[Records contained in a dataset]
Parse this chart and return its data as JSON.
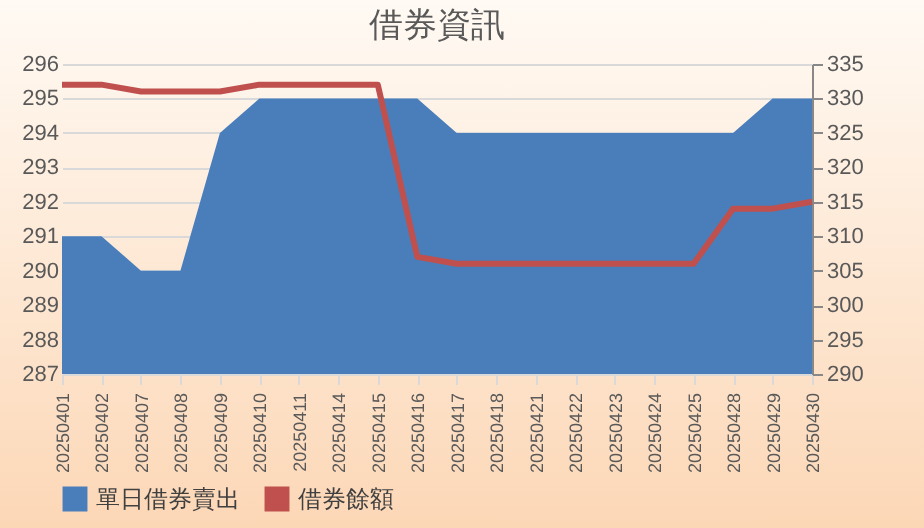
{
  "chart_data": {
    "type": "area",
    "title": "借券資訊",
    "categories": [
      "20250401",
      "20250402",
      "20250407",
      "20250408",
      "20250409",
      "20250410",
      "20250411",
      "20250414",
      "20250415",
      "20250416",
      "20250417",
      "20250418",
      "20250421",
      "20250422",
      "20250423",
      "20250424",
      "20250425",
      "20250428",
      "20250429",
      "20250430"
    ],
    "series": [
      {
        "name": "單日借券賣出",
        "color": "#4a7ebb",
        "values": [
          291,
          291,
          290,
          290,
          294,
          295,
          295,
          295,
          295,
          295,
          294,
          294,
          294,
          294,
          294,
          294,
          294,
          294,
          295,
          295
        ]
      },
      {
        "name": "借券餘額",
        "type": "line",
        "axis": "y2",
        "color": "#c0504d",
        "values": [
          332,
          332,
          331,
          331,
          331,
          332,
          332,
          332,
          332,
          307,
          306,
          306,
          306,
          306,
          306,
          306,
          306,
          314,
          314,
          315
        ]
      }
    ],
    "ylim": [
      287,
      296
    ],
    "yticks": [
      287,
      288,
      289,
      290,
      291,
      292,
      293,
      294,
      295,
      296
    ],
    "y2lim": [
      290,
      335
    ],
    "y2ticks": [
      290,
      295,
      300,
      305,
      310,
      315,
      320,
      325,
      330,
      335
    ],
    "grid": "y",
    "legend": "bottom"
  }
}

--

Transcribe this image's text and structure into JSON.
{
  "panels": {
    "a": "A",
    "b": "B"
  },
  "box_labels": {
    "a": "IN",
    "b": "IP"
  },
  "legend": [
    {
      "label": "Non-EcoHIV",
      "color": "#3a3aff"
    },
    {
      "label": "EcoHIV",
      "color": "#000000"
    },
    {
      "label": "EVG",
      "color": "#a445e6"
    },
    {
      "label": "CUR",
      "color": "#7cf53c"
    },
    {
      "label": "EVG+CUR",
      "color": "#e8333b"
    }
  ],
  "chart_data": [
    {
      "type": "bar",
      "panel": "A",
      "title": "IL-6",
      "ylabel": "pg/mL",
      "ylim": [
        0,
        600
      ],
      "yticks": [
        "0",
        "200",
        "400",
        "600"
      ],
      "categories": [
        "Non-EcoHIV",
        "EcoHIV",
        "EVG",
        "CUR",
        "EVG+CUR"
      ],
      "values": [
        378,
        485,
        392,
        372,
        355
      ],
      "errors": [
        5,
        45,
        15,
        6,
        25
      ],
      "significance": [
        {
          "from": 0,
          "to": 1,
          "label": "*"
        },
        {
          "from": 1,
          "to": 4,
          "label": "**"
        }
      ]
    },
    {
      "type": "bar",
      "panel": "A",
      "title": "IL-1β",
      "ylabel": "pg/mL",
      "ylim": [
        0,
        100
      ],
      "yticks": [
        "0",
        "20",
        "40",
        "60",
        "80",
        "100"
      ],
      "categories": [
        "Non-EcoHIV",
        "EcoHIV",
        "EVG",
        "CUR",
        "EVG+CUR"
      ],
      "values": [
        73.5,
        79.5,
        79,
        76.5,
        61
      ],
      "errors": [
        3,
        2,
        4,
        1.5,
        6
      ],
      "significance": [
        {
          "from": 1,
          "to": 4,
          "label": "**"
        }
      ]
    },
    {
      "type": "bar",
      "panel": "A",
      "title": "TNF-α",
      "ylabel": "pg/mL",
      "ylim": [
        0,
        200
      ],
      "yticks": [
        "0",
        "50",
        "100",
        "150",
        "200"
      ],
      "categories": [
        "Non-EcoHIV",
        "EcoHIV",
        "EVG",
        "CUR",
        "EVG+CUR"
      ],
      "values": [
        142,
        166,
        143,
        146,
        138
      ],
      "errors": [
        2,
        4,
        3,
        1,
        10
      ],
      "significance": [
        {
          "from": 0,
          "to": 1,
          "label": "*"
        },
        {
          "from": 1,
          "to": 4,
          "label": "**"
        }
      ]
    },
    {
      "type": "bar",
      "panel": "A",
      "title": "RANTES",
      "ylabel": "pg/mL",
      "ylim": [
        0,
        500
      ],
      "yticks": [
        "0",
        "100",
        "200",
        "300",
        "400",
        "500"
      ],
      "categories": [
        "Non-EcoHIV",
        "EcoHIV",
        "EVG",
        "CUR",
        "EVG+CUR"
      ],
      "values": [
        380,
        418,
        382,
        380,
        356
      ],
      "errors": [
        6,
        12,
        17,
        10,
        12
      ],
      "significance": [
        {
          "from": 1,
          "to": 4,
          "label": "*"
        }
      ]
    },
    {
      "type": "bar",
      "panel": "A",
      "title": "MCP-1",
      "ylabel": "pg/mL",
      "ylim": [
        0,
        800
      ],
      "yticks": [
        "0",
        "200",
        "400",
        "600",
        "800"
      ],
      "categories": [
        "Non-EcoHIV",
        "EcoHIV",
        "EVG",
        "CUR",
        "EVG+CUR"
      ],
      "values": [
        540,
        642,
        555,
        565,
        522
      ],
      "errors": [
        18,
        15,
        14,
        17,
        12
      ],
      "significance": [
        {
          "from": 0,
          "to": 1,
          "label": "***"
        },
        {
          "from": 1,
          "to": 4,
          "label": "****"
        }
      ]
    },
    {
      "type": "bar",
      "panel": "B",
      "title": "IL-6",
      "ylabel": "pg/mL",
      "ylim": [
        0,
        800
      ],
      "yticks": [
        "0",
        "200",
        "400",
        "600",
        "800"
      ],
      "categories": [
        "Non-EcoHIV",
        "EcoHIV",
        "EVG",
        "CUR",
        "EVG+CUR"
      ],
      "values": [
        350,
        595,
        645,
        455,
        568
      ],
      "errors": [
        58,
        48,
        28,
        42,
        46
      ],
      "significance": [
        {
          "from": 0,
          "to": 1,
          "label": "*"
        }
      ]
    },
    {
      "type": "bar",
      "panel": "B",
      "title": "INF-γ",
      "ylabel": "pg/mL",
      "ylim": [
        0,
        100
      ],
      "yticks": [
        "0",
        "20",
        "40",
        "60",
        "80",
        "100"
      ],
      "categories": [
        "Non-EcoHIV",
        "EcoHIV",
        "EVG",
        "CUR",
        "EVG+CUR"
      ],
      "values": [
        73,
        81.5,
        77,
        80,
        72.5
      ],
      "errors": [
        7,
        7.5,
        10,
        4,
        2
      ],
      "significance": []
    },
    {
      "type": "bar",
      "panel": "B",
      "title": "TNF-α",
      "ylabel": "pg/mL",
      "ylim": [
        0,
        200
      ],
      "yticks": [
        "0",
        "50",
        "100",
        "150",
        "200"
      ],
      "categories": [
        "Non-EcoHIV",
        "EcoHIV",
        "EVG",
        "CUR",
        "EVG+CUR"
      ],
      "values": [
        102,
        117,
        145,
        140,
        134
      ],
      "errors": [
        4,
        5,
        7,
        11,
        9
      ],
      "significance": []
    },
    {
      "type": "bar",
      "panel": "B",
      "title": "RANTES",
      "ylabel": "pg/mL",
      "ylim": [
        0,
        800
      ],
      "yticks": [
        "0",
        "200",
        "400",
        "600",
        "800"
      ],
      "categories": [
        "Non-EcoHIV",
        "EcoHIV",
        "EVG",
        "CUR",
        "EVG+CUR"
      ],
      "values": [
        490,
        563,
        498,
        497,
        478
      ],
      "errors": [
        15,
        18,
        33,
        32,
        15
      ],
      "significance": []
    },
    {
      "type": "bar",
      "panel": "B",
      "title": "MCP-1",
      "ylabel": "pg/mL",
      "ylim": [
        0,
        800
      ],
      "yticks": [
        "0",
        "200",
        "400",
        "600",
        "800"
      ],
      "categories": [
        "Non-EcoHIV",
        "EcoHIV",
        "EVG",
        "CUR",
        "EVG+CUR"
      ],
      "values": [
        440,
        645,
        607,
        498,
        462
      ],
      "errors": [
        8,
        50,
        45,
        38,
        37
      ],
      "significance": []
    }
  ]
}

# Short task
Extract lines where the string "this" occurs.

# Response to the task
Parse this chart and return its data as JSON.
Transcribe this image's text and structure into JSON.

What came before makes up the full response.